Set problem:
Can you quote the records below in full, word for word?

Records for the exercise:
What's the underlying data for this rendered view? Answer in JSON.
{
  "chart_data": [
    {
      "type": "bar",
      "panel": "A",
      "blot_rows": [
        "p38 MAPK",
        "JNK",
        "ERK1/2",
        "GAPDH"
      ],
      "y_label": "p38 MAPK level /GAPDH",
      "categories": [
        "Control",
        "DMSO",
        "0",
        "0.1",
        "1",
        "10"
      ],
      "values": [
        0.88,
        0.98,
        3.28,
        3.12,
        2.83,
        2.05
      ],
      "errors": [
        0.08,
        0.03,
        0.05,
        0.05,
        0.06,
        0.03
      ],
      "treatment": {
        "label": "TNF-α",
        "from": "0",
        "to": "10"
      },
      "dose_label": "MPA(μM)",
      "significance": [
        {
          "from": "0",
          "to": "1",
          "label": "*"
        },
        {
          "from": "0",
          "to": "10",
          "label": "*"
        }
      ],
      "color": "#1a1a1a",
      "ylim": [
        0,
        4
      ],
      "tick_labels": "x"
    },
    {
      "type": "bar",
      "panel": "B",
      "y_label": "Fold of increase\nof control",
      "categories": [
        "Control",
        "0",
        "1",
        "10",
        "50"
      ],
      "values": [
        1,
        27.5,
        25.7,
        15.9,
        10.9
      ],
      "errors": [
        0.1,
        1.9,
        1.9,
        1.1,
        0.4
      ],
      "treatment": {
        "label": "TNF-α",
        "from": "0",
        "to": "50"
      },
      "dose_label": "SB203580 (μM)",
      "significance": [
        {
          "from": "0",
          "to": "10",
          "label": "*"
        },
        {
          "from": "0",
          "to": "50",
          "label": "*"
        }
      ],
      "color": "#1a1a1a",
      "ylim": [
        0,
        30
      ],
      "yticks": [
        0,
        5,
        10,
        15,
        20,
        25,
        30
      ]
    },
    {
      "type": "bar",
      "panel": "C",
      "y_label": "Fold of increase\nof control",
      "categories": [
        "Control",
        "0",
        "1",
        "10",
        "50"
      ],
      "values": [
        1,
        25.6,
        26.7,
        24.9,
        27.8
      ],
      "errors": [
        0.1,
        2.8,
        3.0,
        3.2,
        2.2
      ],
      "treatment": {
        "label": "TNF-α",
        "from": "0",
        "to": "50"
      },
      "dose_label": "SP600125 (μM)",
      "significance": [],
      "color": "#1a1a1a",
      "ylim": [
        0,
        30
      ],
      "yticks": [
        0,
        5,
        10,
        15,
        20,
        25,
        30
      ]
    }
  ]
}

Result below:
What's the underlying data for this rendered view? Answer in JSON.
{
  "chart_data": [
    {
      "type": "bar",
      "panel": "A",
      "blot_rows": [
        "p38 MAPK",
        "JNK",
        "ERK1/2",
        "GAPDH"
      ],
      "y_label": "p38 MAPK level /GAPDH",
      "categories": [
        "Control",
        "DMSO",
        "0",
        "0.1",
        "1",
        "10"
      ],
      "values": [
        0.88,
        0.98,
        3.28,
        3.12,
        2.83,
        2.05
      ],
      "errors": [
        0.08,
        0.03,
        0.05,
        0.05,
        0.06,
        0.03
      ],
      "treatment": {
        "label": "TNF-α",
        "from": "0",
        "to": "10"
      },
      "dose_label": "MPA(μM)",
      "significance": [
        {
          "from": "0",
          "to": "1",
          "label": "*"
        },
        {
          "from": "0",
          "to": "10",
          "label": "*"
        }
      ],
      "color": "#1a1a1a",
      "ylim": [
        0,
        4
      ],
      "tick_labels": "x"
    },
    {
      "type": "bar",
      "panel": "B",
      "y_label": "Fold of increase\nof control",
      "categories": [
        "Control",
        "0",
        "1",
        "10",
        "50"
      ],
      "values": [
        1,
        27.5,
        25.7,
        15.9,
        10.9
      ],
      "errors": [
        0.1,
        1.9,
        1.9,
        1.1,
        0.4
      ],
      "treatment": {
        "label": "TNF-α",
        "from": "0",
        "to": "50"
      },
      "dose_label": "SB203580 (μM)",
      "significance": [
        {
          "from": "0",
          "to": "10",
          "label": "*"
        },
        {
          "from": "0",
          "to": "50",
          "label": "*"
        }
      ],
      "color": "#1a1a1a",
      "ylim": [
        0,
        30
      ],
      "yticks": [
        0,
        5,
        10,
        15,
        20,
        25,
        30
      ]
    },
    {
      "type": "bar",
      "panel": "C",
      "y_label": "Fold of increase\nof control",
      "categories": [
        "Control",
        "0",
        "1",
        "10",
        "50"
      ],
      "values": [
        1,
        25.6,
        26.7,
        24.9,
        27.8
      ],
      "errors": [
        0.1,
        2.8,
        3.0,
        3.2,
        2.2
      ],
      "treatment": {
        "label": "TNF-α",
        "from": "0",
        "to": "50"
      },
      "dose_label": "SP600125 (μM)",
      "significance": [],
      "color": "#1a1a1a",
      "ylim": [
        0,
        30
      ],
      "yticks": [
        0,
        5,
        10,
        15,
        20,
        25,
        30
      ]
    }
  ]
}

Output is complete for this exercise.